Task
Your task is to locate every line holding the string "name" and to copy each of them.

▼▼▼

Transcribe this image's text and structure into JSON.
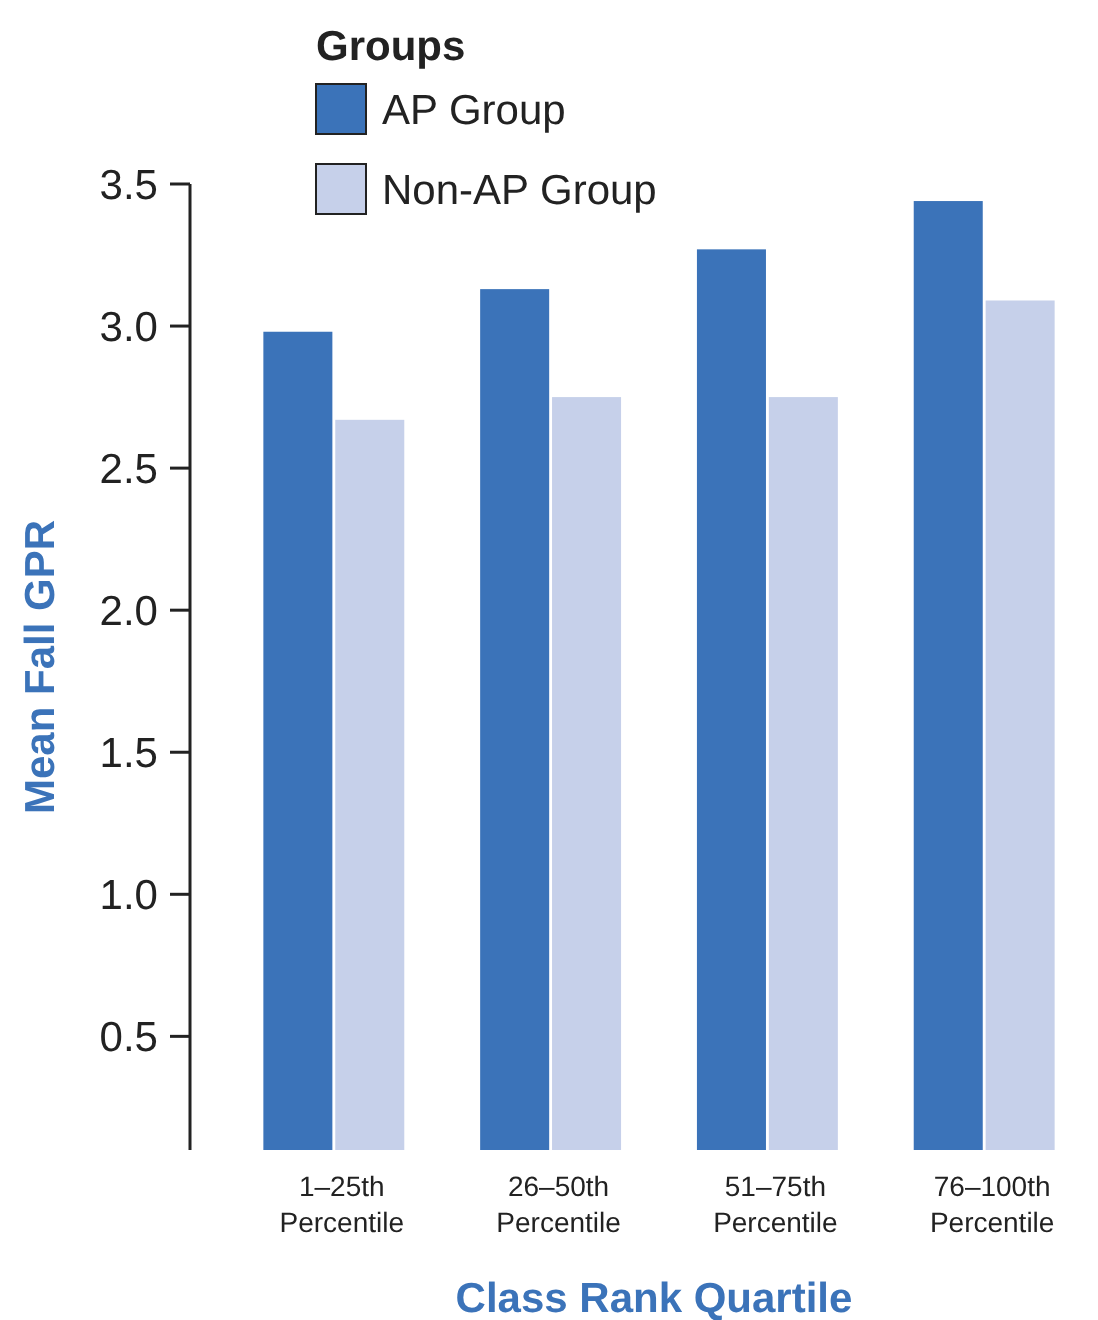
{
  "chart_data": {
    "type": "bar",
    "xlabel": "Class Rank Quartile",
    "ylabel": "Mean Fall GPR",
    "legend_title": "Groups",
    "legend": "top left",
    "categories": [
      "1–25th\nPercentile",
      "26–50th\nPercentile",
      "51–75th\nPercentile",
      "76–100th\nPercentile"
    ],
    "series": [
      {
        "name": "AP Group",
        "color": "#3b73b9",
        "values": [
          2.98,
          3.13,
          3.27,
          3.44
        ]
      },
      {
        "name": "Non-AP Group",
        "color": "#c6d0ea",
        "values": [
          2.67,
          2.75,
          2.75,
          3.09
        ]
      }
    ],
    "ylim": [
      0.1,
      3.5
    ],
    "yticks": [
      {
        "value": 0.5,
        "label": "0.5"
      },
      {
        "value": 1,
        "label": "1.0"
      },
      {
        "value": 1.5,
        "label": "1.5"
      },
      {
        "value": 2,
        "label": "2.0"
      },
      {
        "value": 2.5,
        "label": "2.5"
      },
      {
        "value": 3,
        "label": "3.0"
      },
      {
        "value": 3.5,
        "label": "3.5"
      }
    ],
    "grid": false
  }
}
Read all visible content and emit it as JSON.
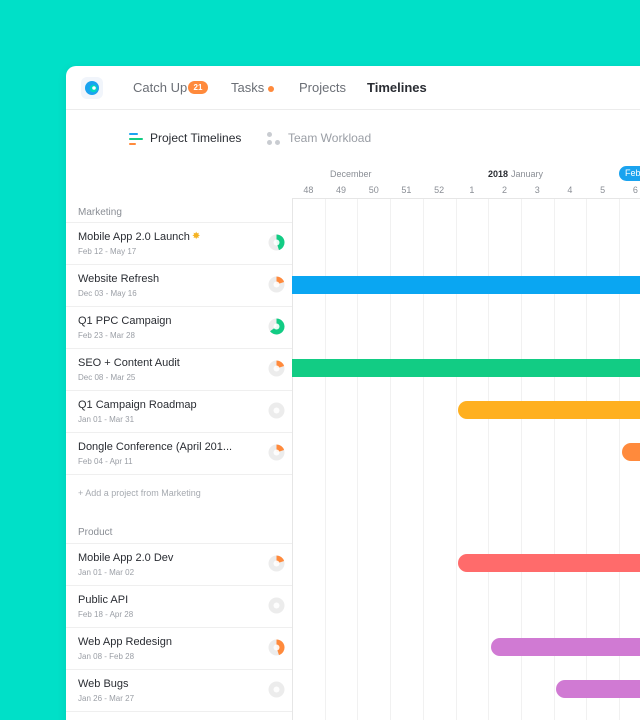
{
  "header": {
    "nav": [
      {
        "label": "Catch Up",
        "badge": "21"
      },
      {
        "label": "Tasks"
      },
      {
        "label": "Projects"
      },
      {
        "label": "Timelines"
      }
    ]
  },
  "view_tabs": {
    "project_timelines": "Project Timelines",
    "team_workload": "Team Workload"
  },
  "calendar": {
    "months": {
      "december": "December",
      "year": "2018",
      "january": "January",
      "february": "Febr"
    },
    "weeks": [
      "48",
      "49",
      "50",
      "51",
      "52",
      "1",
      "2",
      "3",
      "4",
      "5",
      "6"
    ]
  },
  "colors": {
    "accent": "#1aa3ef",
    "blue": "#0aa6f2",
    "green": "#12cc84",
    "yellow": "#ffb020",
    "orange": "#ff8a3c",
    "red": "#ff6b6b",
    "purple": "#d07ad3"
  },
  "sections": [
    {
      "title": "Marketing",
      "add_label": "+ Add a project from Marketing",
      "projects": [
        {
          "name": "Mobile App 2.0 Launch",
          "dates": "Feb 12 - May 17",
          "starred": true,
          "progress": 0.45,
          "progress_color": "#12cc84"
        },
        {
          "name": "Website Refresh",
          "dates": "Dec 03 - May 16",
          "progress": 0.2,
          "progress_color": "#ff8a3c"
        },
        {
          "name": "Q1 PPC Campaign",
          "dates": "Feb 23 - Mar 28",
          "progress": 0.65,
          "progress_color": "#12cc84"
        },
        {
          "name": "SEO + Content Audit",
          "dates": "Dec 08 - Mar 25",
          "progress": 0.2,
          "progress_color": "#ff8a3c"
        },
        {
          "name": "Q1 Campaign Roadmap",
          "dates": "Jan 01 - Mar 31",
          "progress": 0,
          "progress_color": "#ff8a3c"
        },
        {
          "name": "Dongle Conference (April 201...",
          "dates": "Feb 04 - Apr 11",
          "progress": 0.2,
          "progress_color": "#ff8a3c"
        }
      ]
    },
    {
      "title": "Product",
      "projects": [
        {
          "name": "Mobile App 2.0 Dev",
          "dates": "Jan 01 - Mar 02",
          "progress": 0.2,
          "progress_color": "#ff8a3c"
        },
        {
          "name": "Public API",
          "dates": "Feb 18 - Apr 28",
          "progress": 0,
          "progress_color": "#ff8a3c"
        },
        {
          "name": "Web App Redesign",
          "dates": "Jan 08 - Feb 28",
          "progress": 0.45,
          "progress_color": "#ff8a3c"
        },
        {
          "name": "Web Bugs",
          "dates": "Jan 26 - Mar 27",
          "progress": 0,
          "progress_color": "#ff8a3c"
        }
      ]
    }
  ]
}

▲▲▲

Finished task
        "name": "AP Group",
        "name": "Non-AP Group",
          "name": "Mobile App 2.0 Launch",
          "name": "Website Refresh",
          "name": "Q1 PPC Campaign",
          "name": "SEO + Content Audit",
          "name": "Q1 Campaign Roadmap",
          "name": "Dongle Conference (April 201...",
          "name": "Mobile App 2.0 Dev",
          "name": "Public API",
          "name": "Web App Redesign",
          "name": "Web Bugs",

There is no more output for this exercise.